Task prompt:
In this exercise, every entry is to be copied exactly.

Records supplied:
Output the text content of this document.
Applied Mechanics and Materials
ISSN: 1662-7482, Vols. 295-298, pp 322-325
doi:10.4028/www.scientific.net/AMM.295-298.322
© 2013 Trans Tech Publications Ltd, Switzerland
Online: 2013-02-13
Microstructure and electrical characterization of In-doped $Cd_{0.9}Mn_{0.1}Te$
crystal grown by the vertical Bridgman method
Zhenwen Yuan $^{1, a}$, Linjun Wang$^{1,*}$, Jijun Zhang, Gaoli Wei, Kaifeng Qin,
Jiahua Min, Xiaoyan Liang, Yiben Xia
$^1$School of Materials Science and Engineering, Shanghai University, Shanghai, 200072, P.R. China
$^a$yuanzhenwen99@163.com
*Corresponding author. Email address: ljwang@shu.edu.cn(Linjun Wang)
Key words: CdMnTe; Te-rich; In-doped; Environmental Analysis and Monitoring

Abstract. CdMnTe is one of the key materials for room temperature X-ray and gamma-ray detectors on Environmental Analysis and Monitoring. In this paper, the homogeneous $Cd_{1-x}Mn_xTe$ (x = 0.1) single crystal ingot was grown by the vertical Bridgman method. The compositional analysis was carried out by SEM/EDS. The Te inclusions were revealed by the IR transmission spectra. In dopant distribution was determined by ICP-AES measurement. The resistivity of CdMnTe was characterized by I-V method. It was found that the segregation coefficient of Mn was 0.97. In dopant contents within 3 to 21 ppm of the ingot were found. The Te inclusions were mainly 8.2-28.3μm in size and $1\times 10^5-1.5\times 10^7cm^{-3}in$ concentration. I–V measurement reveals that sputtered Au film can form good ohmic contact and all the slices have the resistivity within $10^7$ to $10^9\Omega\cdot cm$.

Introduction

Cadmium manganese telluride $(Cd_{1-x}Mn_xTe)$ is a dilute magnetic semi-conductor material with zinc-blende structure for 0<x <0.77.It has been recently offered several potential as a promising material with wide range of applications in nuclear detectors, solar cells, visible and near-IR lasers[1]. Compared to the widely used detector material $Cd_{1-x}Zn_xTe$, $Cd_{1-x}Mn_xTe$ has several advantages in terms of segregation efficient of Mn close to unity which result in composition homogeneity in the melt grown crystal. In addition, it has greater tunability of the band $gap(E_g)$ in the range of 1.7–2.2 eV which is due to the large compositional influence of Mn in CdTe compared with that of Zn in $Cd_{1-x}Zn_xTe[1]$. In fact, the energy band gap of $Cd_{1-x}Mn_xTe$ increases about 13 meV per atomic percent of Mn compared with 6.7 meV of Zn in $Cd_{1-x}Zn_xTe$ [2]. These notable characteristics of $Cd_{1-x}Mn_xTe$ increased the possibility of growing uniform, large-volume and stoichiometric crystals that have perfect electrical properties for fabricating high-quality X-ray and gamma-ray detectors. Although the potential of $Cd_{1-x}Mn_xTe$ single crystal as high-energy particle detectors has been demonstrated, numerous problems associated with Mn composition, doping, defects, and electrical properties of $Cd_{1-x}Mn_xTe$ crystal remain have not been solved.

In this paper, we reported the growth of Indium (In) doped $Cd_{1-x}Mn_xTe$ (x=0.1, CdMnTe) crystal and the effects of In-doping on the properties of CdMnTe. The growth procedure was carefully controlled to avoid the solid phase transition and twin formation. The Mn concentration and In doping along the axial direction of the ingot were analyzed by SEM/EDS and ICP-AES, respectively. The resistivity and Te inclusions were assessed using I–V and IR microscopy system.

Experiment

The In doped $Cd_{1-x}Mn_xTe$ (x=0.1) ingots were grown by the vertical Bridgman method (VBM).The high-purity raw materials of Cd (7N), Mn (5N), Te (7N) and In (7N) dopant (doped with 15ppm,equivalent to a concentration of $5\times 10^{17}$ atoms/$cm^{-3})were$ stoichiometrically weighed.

Finished task:
Output the text content of this document.
Applied Mechanics and Materials
ISSN: 1662-7482, Vols. 295-298, pp 322-325
doi:10.4028/www.scientific.net/AMM.295-298.322
© 2013 Trans Tech Publications Ltd, Switzerland
Online: 2013-02-13
Microstructure and electrical characterization of In-doped $Cd_{0.9}Mn_{0.1}Te$
crystal grown by the vertical Bridgman method
Zhenwen Yuan $^{1, a}$, Linjun Wang$^{1,*}$, Jijun Zhang, Gaoli Wei, Kaifeng Qin,
Jiahua Min, Xiaoyan Liang, Yiben Xia
$^1$School of Materials Science and Engineering, Shanghai University, Shanghai, 200072, P.R. China
$^a$yuanzhenwen99@163.com
*Corresponding author. Email address: ljwang@shu.edu.cn(Linjun Wang)
Key words: CdMnTe; Te-rich; In-doped; Environmental Analysis and Monitoring

Abstract. CdMnTe is one of the key materials for room temperature X-ray and gamma-ray detectors on Environmental Analysis and Monitoring. In this paper, the homogeneous $Cd_{1-x}Mn_xTe$ (x = 0.1) single crystal ingot was grown by the vertical Bridgman method. The compositional analysis was carried out by SEM/EDS. The Te inclusions were revealed by the IR transmission spectra. In dopant distribution was determined by ICP-AES measurement. The resistivity of CdMnTe was characterized by I-V method. It was found that the segregation coefficient of Mn was 0.97. In dopant contents within 3 to 21 ppm of the ingot were found. The Te inclusions were mainly 8.2-28.3μm in size and $1\times 10^5-1.5\times 10^7cm^{-3}in$ concentration. I–V measurement reveals that sputtered Au film can form good ohmic contact and all the slices have the resistivity within $10^7$ to $10^9\Omega\cdot cm$.

Introduction

Cadmium manganese telluride $(Cd_{1-x}Mn_xTe)$ is a dilute magnetic semi-conductor material with zinc-blende structure for 0<x <0.77.It has been recently offered several potential as a promising material with wide range of applications in nuclear detectors, solar cells, visible and near-IR lasers[1]. Compared to the widely used detector material $Cd_{1-x}Zn_xTe$, $Cd_{1-x}Mn_xTe$ has several advantages in terms of segregation efficient of Mn close to unity which result in composition homogeneity in the melt grown crystal. In addition, it has greater tunability of the band $gap(E_g)$ in the range of 1.7–2.2 eV which is due to the large compositional influence of Mn in CdTe compared with that of Zn in $Cd_{1-x}Zn_xTe[1]$. In fact, the energy band gap of $Cd_{1-x}Mn_xTe$ increases about 13 meV per atomic percent of Mn compared with 6.7 meV of Zn in $Cd_{1-x}Zn_xTe$ [2]. These notable characteristics of $Cd_{1-x}Mn_xTe$ increased the possibility of growing uniform, large-volume and stoichiometric crystals that have perfect electrical properties for fabricating high-quality X-ray and gamma-ray detectors. Although the potential of $Cd_{1-x}Mn_xTe$ single crystal as high-energy particle detectors has been demonstrated, numerous problems associated with Mn composition, doping, defects, and electrical properties of $Cd_{1-x}Mn_xTe$ crystal remain have not been solved.

In this paper, we reported the growth of Indium (In) doped $Cd_{1-x}Mn_xTe$ (x=0.1, CdMnTe) crystal and the effects of In-doping on the properties of CdMnTe. The growth procedure was carefully controlled to avoid the solid phase transition and twin formation. The Mn concentration and In doping along the axial direction of the ingot were analyzed by SEM/EDS and ICP-AES, respectively. The resistivity and Te inclusions were assessed using I–V and IR microscopy system.

Experiment

The In doped $Cd_{1-x}Mn_xTe$ (x=0.1) ingots were grown by the vertical Bridgman method (VBM).The high-purity raw materials of Cd (7N), Mn (5N), Te (7N) and In (7N) dopant (doped with 15ppm,equivalent to a concentration of $5\times 10^{17}$ atoms/$cm^{-3})were$ stoichiometrically weighed.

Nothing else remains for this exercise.